## Written problem:
Locate each line below that contains the string "thnl", and copy those lines in full.

Start Entries shown

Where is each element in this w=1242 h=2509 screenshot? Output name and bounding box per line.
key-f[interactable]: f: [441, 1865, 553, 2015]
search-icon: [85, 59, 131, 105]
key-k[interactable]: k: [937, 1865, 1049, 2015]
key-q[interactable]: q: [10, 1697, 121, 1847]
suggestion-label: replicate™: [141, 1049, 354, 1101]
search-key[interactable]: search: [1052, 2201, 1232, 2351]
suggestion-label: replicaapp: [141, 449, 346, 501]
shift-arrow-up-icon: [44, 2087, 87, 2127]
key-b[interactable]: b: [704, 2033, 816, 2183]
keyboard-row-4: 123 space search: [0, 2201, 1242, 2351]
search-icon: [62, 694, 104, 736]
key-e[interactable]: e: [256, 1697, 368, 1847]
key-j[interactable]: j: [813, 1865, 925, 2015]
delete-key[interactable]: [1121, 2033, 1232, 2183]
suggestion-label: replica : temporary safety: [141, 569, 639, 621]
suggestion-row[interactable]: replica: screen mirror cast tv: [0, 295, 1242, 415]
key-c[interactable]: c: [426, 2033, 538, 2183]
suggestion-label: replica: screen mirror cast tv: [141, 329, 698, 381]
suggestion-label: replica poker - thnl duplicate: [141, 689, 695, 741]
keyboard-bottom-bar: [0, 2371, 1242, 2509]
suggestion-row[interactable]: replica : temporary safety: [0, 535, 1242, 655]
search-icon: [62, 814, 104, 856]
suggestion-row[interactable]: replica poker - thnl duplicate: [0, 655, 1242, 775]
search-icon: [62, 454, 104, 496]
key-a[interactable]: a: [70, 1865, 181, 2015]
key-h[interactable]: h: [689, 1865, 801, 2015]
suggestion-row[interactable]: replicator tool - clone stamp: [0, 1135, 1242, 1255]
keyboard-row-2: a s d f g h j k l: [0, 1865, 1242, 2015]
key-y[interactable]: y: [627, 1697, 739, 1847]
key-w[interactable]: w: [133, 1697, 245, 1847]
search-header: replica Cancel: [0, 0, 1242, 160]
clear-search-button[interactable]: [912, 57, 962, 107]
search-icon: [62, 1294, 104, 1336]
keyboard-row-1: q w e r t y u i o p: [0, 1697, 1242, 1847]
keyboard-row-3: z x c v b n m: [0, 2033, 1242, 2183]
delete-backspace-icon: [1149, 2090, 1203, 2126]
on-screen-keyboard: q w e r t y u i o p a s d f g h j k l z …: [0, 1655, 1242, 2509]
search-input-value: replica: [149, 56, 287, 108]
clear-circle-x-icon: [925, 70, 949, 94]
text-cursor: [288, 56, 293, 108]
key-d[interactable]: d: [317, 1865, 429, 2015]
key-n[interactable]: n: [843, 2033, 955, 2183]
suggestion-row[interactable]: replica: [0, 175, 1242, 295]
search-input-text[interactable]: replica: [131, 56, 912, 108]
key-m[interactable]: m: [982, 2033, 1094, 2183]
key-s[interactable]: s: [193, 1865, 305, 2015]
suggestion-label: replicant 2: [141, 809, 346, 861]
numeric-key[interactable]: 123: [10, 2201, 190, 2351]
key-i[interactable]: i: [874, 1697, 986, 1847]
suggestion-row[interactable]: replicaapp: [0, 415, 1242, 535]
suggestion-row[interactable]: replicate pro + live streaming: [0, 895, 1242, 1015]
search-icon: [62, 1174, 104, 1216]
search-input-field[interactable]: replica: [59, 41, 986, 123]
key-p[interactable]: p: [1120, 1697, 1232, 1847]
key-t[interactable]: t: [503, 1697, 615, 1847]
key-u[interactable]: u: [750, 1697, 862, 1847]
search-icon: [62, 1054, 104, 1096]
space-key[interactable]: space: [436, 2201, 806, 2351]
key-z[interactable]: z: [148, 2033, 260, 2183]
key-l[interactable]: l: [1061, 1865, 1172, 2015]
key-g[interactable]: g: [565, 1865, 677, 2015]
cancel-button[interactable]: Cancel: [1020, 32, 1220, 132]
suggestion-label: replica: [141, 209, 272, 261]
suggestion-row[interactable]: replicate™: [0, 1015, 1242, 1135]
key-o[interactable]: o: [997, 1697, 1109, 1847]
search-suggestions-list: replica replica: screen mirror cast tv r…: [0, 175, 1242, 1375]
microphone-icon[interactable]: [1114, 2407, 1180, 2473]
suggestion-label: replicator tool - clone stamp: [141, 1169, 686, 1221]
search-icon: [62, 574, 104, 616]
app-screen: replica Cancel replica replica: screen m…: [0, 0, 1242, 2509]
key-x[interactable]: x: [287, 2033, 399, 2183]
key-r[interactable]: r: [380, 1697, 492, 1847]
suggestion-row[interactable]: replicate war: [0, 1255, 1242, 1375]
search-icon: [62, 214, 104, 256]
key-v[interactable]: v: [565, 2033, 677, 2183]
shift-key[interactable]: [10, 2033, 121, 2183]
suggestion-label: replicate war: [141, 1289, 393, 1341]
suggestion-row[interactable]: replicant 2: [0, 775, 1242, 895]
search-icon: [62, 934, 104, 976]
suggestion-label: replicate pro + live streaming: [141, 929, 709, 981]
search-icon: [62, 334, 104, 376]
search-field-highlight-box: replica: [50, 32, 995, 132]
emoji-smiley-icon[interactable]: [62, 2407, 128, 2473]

End Entries shown

## Solution to this problem:
suggestion-label: replica poker - thnl duplicate: [141, 689, 695, 741]
suggestion-row[interactable]: replica poker - thnl duplicate: [0, 655, 1242, 775]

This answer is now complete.